▶ _SET PROBLEM_: All lines below must be repeated exactly, with the pictures omitted.
[BEGIN EXTRACTED INFORMATION]
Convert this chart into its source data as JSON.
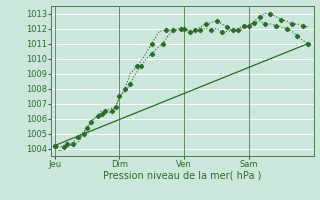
{
  "xlabel": "Pression niveau de la mer( hPa )",
  "bg_color": "#cce8dc",
  "grid_color": "#ffffff",
  "line_color": "#2d6b2d",
  "ylim": [
    1003.5,
    1013.5
  ],
  "yticks": [
    1004,
    1005,
    1006,
    1007,
    1008,
    1009,
    1010,
    1011,
    1012,
    1013
  ],
  "xtick_labels": [
    "Jeu",
    "Dim",
    "Ven",
    "Sam"
  ],
  "xtick_positions": [
    0,
    36,
    72,
    108
  ],
  "xlim": [
    -2,
    144
  ],
  "series1_x": [
    0,
    3,
    5,
    7,
    10,
    13,
    16,
    18,
    20,
    22,
    24,
    26,
    28,
    30,
    32,
    34,
    36,
    39,
    42,
    45,
    48,
    51,
    54,
    57,
    60,
    63,
    66,
    69,
    72,
    75,
    78,
    81,
    84,
    87,
    90,
    93,
    96,
    99,
    102,
    105,
    108,
    111,
    114,
    117,
    120,
    123,
    126,
    129,
    132,
    135,
    138,
    141
  ],
  "series1_y": [
    1004.2,
    1003.8,
    1004.1,
    1004.1,
    1004.3,
    1004.4,
    1005.0,
    1005.3,
    1005.8,
    1006.0,
    1006.2,
    1006.5,
    1006.5,
    1006.4,
    1006.5,
    1006.8,
    1007.5,
    1007.8,
    1008.3,
    1009.0,
    1009.5,
    1010.0,
    1010.3,
    1010.7,
    1011.0,
    1011.5,
    1011.9,
    1011.9,
    1012.0,
    1011.9,
    1011.9,
    1012.1,
    1012.3,
    1012.4,
    1012.5,
    1012.3,
    1012.1,
    1011.8,
    1011.9,
    1012.0,
    1012.2,
    1012.5,
    1012.8,
    1013.0,
    1013.0,
    1012.8,
    1012.6,
    1012.5,
    1012.3,
    1012.3,
    1012.2,
    1012.1
  ],
  "series2_x": [
    0,
    3,
    7,
    10,
    13,
    16,
    18,
    22,
    26,
    30,
    34,
    36,
    39,
    42,
    46,
    50,
    54,
    58,
    62,
    66,
    70,
    72,
    75,
    78,
    81,
    84,
    87,
    90,
    93,
    96,
    99,
    102,
    105,
    108,
    111,
    114,
    117,
    120,
    123,
    126,
    129,
    132,
    135,
    138,
    141
  ],
  "series2_y": [
    1004.2,
    1004.1,
    1004.3,
    1004.4,
    1004.8,
    1005.1,
    1005.4,
    1006.0,
    1006.3,
    1006.6,
    1006.8,
    1007.4,
    1008.0,
    1009.0,
    1009.5,
    1010.2,
    1011.0,
    1011.8,
    1011.9,
    1011.9,
    1012.0,
    1011.9,
    1011.8,
    1011.8,
    1011.9,
    1012.0,
    1011.9,
    1012.0,
    1011.8,
    1011.8,
    1011.9,
    1012.0,
    1012.2,
    1012.2,
    1012.4,
    1012.5,
    1012.3,
    1012.3,
    1012.2,
    1012.1,
    1012.0,
    1011.8,
    1011.5,
    1011.2,
    1011.0
  ],
  "trend_x": [
    0,
    141
  ],
  "trend_y": [
    1004.2,
    1011.0
  ]
}
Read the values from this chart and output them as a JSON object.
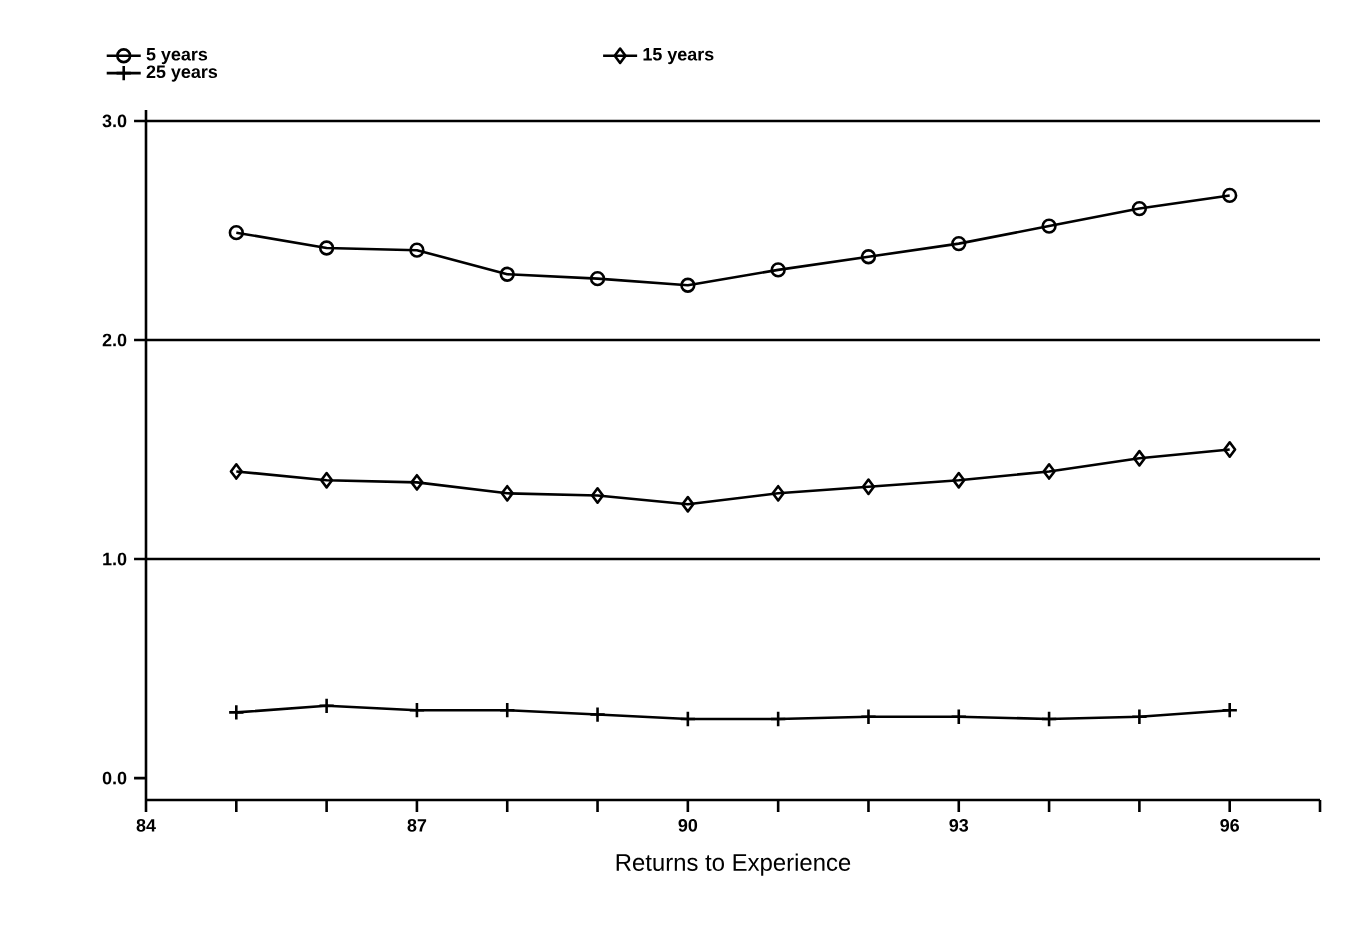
{
  "chart_data": {
    "type": "line",
    "xlabel": "Returns to Experience",
    "x": [
      85,
      86,
      87,
      88,
      89,
      90,
      91,
      92,
      93,
      94,
      95,
      96
    ],
    "series": [
      {
        "name": "5 years",
        "color": "#000000",
        "marker": "circle",
        "values": [
          2.49,
          2.42,
          2.41,
          2.3,
          2.28,
          2.25,
          2.32,
          2.38,
          2.44,
          2.52,
          2.6,
          2.66
        ]
      },
      {
        "name": "15 years",
        "color": "#000000",
        "marker": "diamond",
        "values": [
          1.4,
          1.36,
          1.35,
          1.3,
          1.29,
          1.25,
          1.3,
          1.33,
          1.36,
          1.4,
          1.46,
          1.5
        ]
      },
      {
        "name": "25 years",
        "color": "#000000",
        "marker": "cross",
        "values": [
          0.3,
          0.33,
          0.31,
          0.31,
          0.29,
          0.27,
          0.27,
          0.28,
          0.28,
          0.27,
          0.28,
          0.31
        ]
      }
    ],
    "xlim": [
      84,
      97
    ],
    "xticks": [
      84,
      {
        "value": 85,
        "label": null
      },
      {
        "value": 86,
        "label": null
      },
      87,
      {
        "value": 88,
        "label": null
      },
      {
        "value": 89,
        "label": null
      },
      90,
      {
        "value": 91,
        "label": null
      },
      {
        "value": 92,
        "label": null
      },
      93,
      {
        "value": 94,
        "label": null
      },
      {
        "value": 95,
        "label": null
      },
      96,
      {
        "value": 97,
        "label": null
      }
    ],
    "ylim": [
      -0.1,
      3.05
    ],
    "yticks": [
      {
        "value": 0,
        "label": "0.0"
      },
      {
        "value": 1,
        "label": "1.0"
      },
      {
        "value": 2,
        "label": "2.0"
      },
      {
        "value": 3,
        "label": "3.0"
      }
    ],
    "ref_lines": [
      {
        "axis": "y",
        "value": 1
      },
      {
        "axis": "y",
        "value": 2
      },
      {
        "axis": "y",
        "value": 3
      }
    ],
    "grid": false,
    "legend": "top",
    "line_style": "solid"
  }
}
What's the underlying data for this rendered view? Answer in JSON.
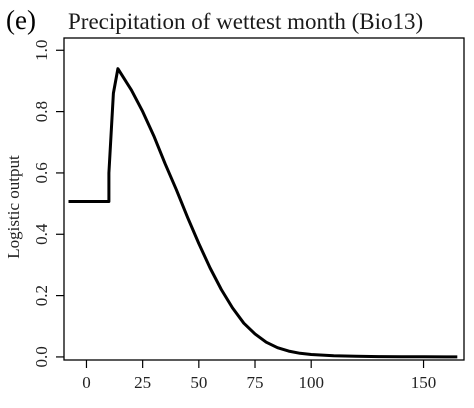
{
  "chart_data": {
    "type": "line",
    "panel_label": "(e)",
    "title": "Precipitation of wettest month (Bio13)",
    "xlabel": "",
    "ylabel": "Logistic output",
    "xlim": [
      -10,
      168
    ],
    "ylim": [
      -0.01,
      1.04
    ],
    "x_ticks": [
      0,
      25,
      50,
      75,
      100,
      150
    ],
    "x_tick_labels": [
      "0",
      "25",
      "50",
      "75",
      "100",
      "150"
    ],
    "y_ticks": [
      0.0,
      0.2,
      0.4,
      0.6,
      0.8,
      1.0
    ],
    "y_tick_labels": [
      "0.0",
      "0.2",
      "0.4",
      "0.6",
      "0.8",
      "1.0"
    ],
    "grid": false,
    "line_color": "#000000",
    "series": [
      {
        "x": [
          -8,
          10,
          10,
          12,
          14,
          20,
          25,
          30,
          35,
          40,
          45,
          50,
          55,
          60,
          65,
          70,
          75,
          80,
          85,
          90,
          95,
          100,
          110,
          120,
          130,
          140,
          150,
          160,
          165
        ],
        "y": [
          0.507,
          0.507,
          0.6,
          0.86,
          0.94,
          0.87,
          0.8,
          0.72,
          0.63,
          0.545,
          0.455,
          0.37,
          0.29,
          0.22,
          0.16,
          0.11,
          0.075,
          0.048,
          0.03,
          0.019,
          0.012,
          0.008,
          0.004,
          0.002,
          0.001,
          0.0005,
          0.0003,
          0.0002,
          0.0001
        ]
      }
    ]
  }
}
[END EXTRACTED INFORMATION]
▶ _CORRECT OUTPUT_:
Convert this chart into its source data as JSON.
{
  "xlabel": "Pression niveau de la mer( hPa )",
  "bg_color": "#cce8dc",
  "grid_color": "#ffffff",
  "line_color": "#2d6b2d",
  "ylim": [
    1003.5,
    1013.5
  ],
  "yticks": [
    1004,
    1005,
    1006,
    1007,
    1008,
    1009,
    1010,
    1011,
    1012,
    1013
  ],
  "xtick_labels": [
    "Jeu",
    "Dim",
    "Ven",
    "Sam"
  ],
  "xtick_positions": [
    0,
    36,
    72,
    108
  ],
  "xlim": [
    -2,
    144
  ],
  "series1_x": [
    0,
    3,
    5,
    7,
    10,
    13,
    16,
    18,
    20,
    22,
    24,
    26,
    28,
    30,
    32,
    34,
    36,
    39,
    42,
    45,
    48,
    51,
    54,
    57,
    60,
    63,
    66,
    69,
    72,
    75,
    78,
    81,
    84,
    87,
    90,
    93,
    96,
    99,
    102,
    105,
    108,
    111,
    114,
    117,
    120,
    123,
    126,
    129,
    132,
    135,
    138,
    141
  ],
  "series1_y": [
    1004.2,
    1003.8,
    1004.1,
    1004.1,
    1004.3,
    1004.4,
    1005.0,
    1005.3,
    1005.8,
    1006.0,
    1006.2,
    1006.5,
    1006.5,
    1006.4,
    1006.5,
    1006.8,
    1007.5,
    1007.8,
    1008.3,
    1009.0,
    1009.5,
    1010.0,
    1010.3,
    1010.7,
    1011.0,
    1011.5,
    1011.9,
    1011.9,
    1012.0,
    1011.9,
    1011.9,
    1012.1,
    1012.3,
    1012.4,
    1012.5,
    1012.3,
    1012.1,
    1011.8,
    1011.9,
    1012.0,
    1012.2,
    1012.5,
    1012.8,
    1013.0,
    1013.0,
    1012.8,
    1012.6,
    1012.5,
    1012.3,
    1012.3,
    1012.2,
    1012.1
  ],
  "series2_x": [
    0,
    3,
    7,
    10,
    13,
    16,
    18,
    22,
    26,
    30,
    34,
    36,
    39,
    42,
    46,
    50,
    54,
    58,
    62,
    66,
    70,
    72,
    75,
    78,
    81,
    84,
    87,
    90,
    93,
    96,
    99,
    102,
    105,
    108,
    111,
    114,
    117,
    120,
    123,
    126,
    129,
    132,
    135,
    138,
    141
  ],
  "series2_y": [
    1004.2,
    1004.1,
    1004.3,
    1004.4,
    1004.8,
    1005.1,
    1005.4,
    1006.0,
    1006.3,
    1006.6,
    1006.8,
    1007.4,
    1008.0,
    1009.0,
    1009.5,
    1010.2,
    1011.0,
    1011.8,
    1011.9,
    1011.9,
    1012.0,
    1011.9,
    1011.8,
    1011.8,
    1011.9,
    1012.0,
    1011.9,
    1012.0,
    1011.8,
    1011.8,
    1011.9,
    1012.0,
    1012.2,
    1012.2,
    1012.4,
    1012.5,
    1012.3,
    1012.3,
    1012.2,
    1012.1,
    1012.0,
    1011.8,
    1011.5,
    1011.2,
    1011.0
  ],
  "trend_x": [
    0,
    141
  ],
  "trend_y": [
    1004.2,
    1011.0
  ]
}
Read the values from this chart and output them as a JSON object.
{
  "chart_data": {
    "type": "line",
    "xlabel": "Returns to Experience",
    "x": [
      85,
      86,
      87,
      88,
      89,
      90,
      91,
      92,
      93,
      94,
      95,
      96
    ],
    "series": [
      {
        "name": "5 years",
        "color": "#000000",
        "marker": "circle",
        "values": [
          2.49,
          2.42,
          2.41,
          2.3,
          2.28,
          2.25,
          2.32,
          2.38,
          2.44,
          2.52,
          2.6,
          2.66
        ]
      },
      {
        "name": "15 years",
        "color": "#000000",
        "marker": "diamond",
        "values": [
          1.4,
          1.36,
          1.35,
          1.3,
          1.29,
          1.25,
          1.3,
          1.33,
          1.36,
          1.4,
          1.46,
          1.5
        ]
      },
      {
        "name": "25 years",
        "color": "#000000",
        "marker": "cross",
        "values": [
          0.3,
          0.33,
          0.31,
          0.31,
          0.29,
          0.27,
          0.27,
          0.28,
          0.28,
          0.27,
          0.28,
          0.31
        ]
      }
    ],
    "xlim": [
      84,
      97
    ],
    "xticks": [
      84,
      {
        "value": 85,
        "label": null
      },
      {
        "value": 86,
        "label": null
      },
      87,
      {
        "value": 88,
        "label": null
      },
      {
        "value": 89,
        "label": null
      },
      90,
      {
        "value": 91,
        "label": null
      },
      {
        "value": 92,
        "label": null
      },
      93,
      {
        "value": 94,
        "label": null
      },
      {
        "value": 95,
        "label": null
      },
      96,
      {
        "value": 97,
        "label": null
      }
    ],
    "ylim": [
      -0.1,
      3.05
    ],
    "yticks": [
      {
        "value": 0,
        "label": "0.0"
      },
      {
        "value": 1,
        "label": "1.0"
      },
      {
        "value": 2,
        "label": "2.0"
      },
      {
        "value": 3,
        "label": "3.0"
      }
    ],
    "ref_lines": [
      {
        "axis": "y",
        "value": 1
      },
      {
        "axis": "y",
        "value": 2
      },
      {
        "axis": "y",
        "value": 3
      }
    ],
    "grid": false,
    "legend": "top",
    "line_style": "solid"
  }
}
What's the underlying data for this rendered view? Answer in JSON.
{
  "chart_data": {
    "type": "line",
    "panel_label": "(e)",
    "title": "Precipitation of wettest month (Bio13)",
    "xlabel": "",
    "ylabel": "Logistic output",
    "xlim": [
      -10,
      168
    ],
    "ylim": [
      -0.01,
      1.04
    ],
    "x_ticks": [
      0,
      25,
      50,
      75,
      100,
      150
    ],
    "x_tick_labels": [
      "0",
      "25",
      "50",
      "75",
      "100",
      "150"
    ],
    "y_ticks": [
      0.0,
      0.2,
      0.4,
      0.6,
      0.8,
      1.0
    ],
    "y_tick_labels": [
      "0.0",
      "0.2",
      "0.4",
      "0.6",
      "0.8",
      "1.0"
    ],
    "grid": false,
    "line_color": "#000000",
    "series": [
      {
        "x": [
          -8,
          10,
          10,
          12,
          14,
          20,
          25,
          30,
          35,
          40,
          45,
          50,
          55,
          60,
          65,
          70,
          75,
          80,
          85,
          90,
          95,
          100,
          110,
          120,
          130,
          140,
          150,
          160,
          165
        ],
        "y": [
          0.507,
          0.507,
          0.6,
          0.86,
          0.94,
          0.87,
          0.8,
          0.72,
          0.63,
          0.545,
          0.455,
          0.37,
          0.29,
          0.22,
          0.16,
          0.11,
          0.075,
          0.048,
          0.03,
          0.019,
          0.012,
          0.008,
          0.004,
          0.002,
          0.001,
          0.0005,
          0.0003,
          0.0002,
          0.0001
        ]
      }
    ]
  }
}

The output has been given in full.